Dataset rows:

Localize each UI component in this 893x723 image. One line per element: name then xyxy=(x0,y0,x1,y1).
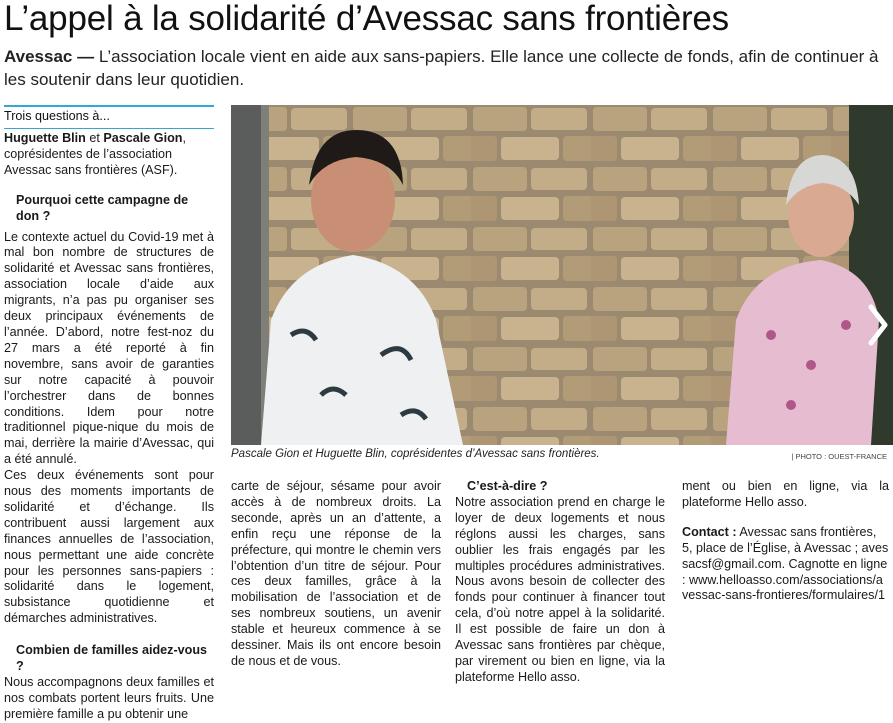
column-4 xyxy=(682,479,889,604)
contact-text: Avessac sans frontières, 5, place de l’Église, à Avessac ; avessacsf@gmail.com. Cagnotte en ligne : www.helloasso.com/associations/avessac-sans-frontieres/formulaires/1 xyxy=(682,524,889,603)
question-1: Pourquoi cette campagne de don ? xyxy=(16,192,189,223)
answer-3: Notre association prend en charge le loyer de deux logements et nous réglons aussi les charges, sans oublier les frais engagés par les multiples procédures administratives. Nous avons besoin de collecter des fonds pour continuer à financer tout cela, d’où notre appel à la solidarité. Il est possible de faire un don à Avessac sans frontières par chèque, par virement ou bien en ligne, via la plateforme Hello asso. xyxy=(455,494,665,684)
standfirst-text: L’association locale vient en aide aux sans-papiers. Elle lance une collecte de fonds, afin de continuer à les soutenir dans leur quotidien. xyxy=(4,47,879,89)
question-3: C’est-à-dire ? xyxy=(467,479,548,493)
answer-1-p1: Le contexte actuel du Covid-19 met à mal bon nombre de structures de solidarité et Avessac sans frontières, association locale d’aide aux migrants, n’a pas pu organiser ses deux principaux événements de l’année. D’abord, notre fest-noz du 27 mars a été reporté à fin novembre, sans avoir de garanties sur notre capacité à pouvoir l’orchestrer dans de bonnes conditions. Idem pour notre traditionnel pique-nique du mois de mai, derrière la mairie d’Avessac, qui a été annulé. xyxy=(4,229,214,467)
interviewees xyxy=(4,131,214,179)
names-conjunction: et xyxy=(85,131,104,145)
article-photo xyxy=(231,105,893,445)
column-3 xyxy=(455,479,665,684)
answer-2-p1: Nous accompagnons deux familles et nos combats portent leurs fruits. Une première famille a pu obtenir une xyxy=(4,675,214,721)
standfirst-place: Avessac — xyxy=(4,47,95,66)
column-1 xyxy=(4,131,214,723)
interviewees-role: , coprésidentes de l’association Avessac sans frontières (ASF). xyxy=(4,131,186,177)
box-title: Trois questions à... xyxy=(4,109,110,123)
question-2: Combien de familles aidez-vous ? xyxy=(16,643,208,674)
chevron-right-icon xyxy=(865,303,891,347)
answer-2-p2: carte de séjour, sésame pour avoir accès à de nombreux droits. La seconde, après un an d’attente, a enfin reçu une réponse de la préfecture, qui montre le chemin vers l’obtention d’un titre de séjour. Pour ces deux familles, grâce à la mobilisation de l’association et de ses nombreux soutiens, un avenir stable et heureux commence à se dessiner. Mais ils ont encore besoin de nous et de vous. xyxy=(231,479,441,668)
box-top-rule xyxy=(4,105,214,107)
answer-3-continued: ment ou bien en ligne, via la plateforme Hello asso. xyxy=(682,479,889,509)
photo-illustration xyxy=(231,105,893,445)
interviewee-1: Huguette Blin xyxy=(4,131,86,145)
interviewee-2: Pascale Gion xyxy=(103,131,183,145)
photo-credit: | PHOTO : OUEST-FRANCE xyxy=(791,452,887,461)
contact-block xyxy=(682,525,889,605)
article-headline: L’appel à la solidarité d’Avessac sans frontières xyxy=(4,0,729,38)
box-title-rule xyxy=(4,128,214,129)
photo-caption: Pascale Gion et Huguette Blin, coprésidentes d’Avessac sans frontières. xyxy=(231,448,600,460)
column-2 xyxy=(231,479,441,670)
next-page-button[interactable] xyxy=(863,299,893,351)
contact-label: Contact : xyxy=(682,524,737,539)
answer-1-p2: Ces deux événements sont pour nous des moments importants de solidarité et d’échange. Ils contribuent aussi largement aux finances annuelles de l’association, nous permettant une aide concrète pour les personnes sans-papiers : solidarité dans le logement, subsistance quotidienne et démarches administratives. xyxy=(4,468,214,626)
article-standfirst xyxy=(4,45,889,91)
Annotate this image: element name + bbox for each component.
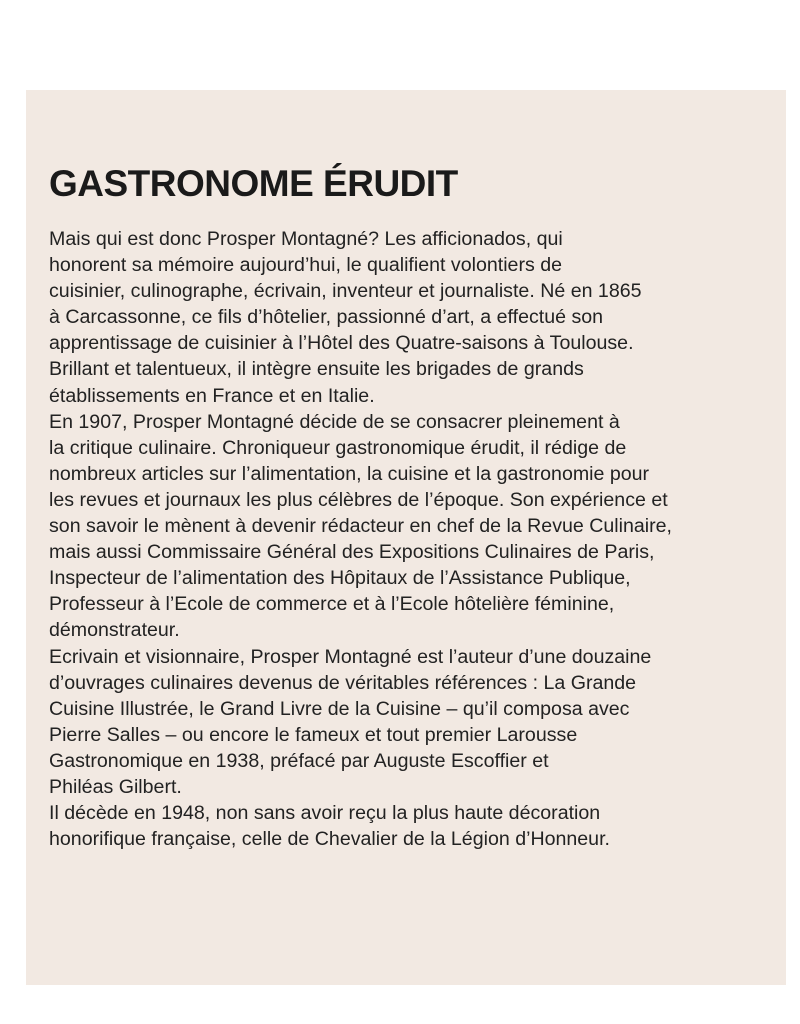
body-line: Il décède en 1948, non sans avoir reçu la plus haute décoration <box>49 802 601 825</box>
body-line: Brillant et talentueux, il intègre ensuite les brigades de grands <box>49 358 584 381</box>
body-line: la critique culinaire. Chroniqueur gastronomique érudit, il rédige de <box>49 436 627 459</box>
quote-mark-icon: ““ <box>44 0 227 218</box>
body-line: son savoir le mènent à devenir rédacteur en chef de la Revue Culinaire, <box>49 515 673 538</box>
body-line: Cuisine Illustrée, le Grand Livre de la Cuisine – qu’il composa avec <box>49 697 630 720</box>
body-line: Philéas Gilbert. <box>49 775 182 798</box>
body-line: démonstrateur. <box>49 619 180 642</box>
body-line: les revues et journaux les plus célèbres de l’époque. Son expérience et <box>49 488 668 511</box>
body-line: Professeur à l’Ecole de commerce et à l’Ecole hôtelière féminine, <box>49 593 615 616</box>
body-line: d’ouvrages culinaires devenus de véritables références : La Grande <box>49 671 637 694</box>
body-line: honorent sa mémoire aujourd’hui, le qualifient volontiers de <box>49 254 563 277</box>
body-line: Ecrivain et visionnaire, Prosper Montagné est l’auteur d’une douzaine <box>49 645 652 668</box>
body-line: nombreux articles sur l’alimentation, la cuisine et la gastronomie pour <box>49 462 650 485</box>
body-line: Mais qui est donc Prosper Montagné? Les afficionados, qui <box>49 228 563 250</box>
body-line: Pierre Salles – ou encore le fameux et tout premier Larousse <box>49 723 578 746</box>
body-line: Inspecteur de l’alimentation des Hôpitaux de l’Assistance Publique, <box>49 567 631 590</box>
article-body <box>49 226 779 852</box>
body-line: mais aussi Commissaire Général des Expositions Culinaires de Paris, <box>49 541 655 564</box>
body-line: En 1907, Prosper Montagné décide de se consacrer pleinement à <box>49 410 620 433</box>
body-line: apprentissage de cuisinier à l’Hôtel des Quatre-saisons à Toulouse. <box>49 332 634 355</box>
body-line: Gastronomique en 1938, préfacé par Auguste Escoffier et <box>49 749 549 772</box>
body-line: à Carcassonne, ce fils d’hôtelier, passionné d’art, a effectué son <box>49 306 604 329</box>
body-line: établissements en France et en Italie. <box>49 384 375 407</box>
article-title: GASTRONOME ÉRUDIT <box>49 163 458 204</box>
body-line: cuisinier, culinographe, écrivain, inventeur et journaliste. Né en 1865 <box>49 280 642 303</box>
body-line: honorifique française, celle de Chevalier de la Légion d’Honneur. <box>49 828 610 851</box>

WHAT YOU NEED TO DO: Could you copy out, unchanged, the data that opens with the line containing "column-4 xyxy=(682,479,889,604)" and closes with the line containing "question-1: Pourquoi cette", both of those lines included?

OUTPUT OF THE TASK:
column-4 xyxy=(682,479,889,604)
contact-text: Avessac sans frontières, 5, place de l’Église, à Avessac ; avessacsf@gmail.com. Cagnotte en ligne : www.helloasso.com/associations/avessac-sans-frontieres/formulaires/1 xyxy=(682,524,889,603)
question-1: Pourquoi cette campagne de don ? xyxy=(16,192,189,223)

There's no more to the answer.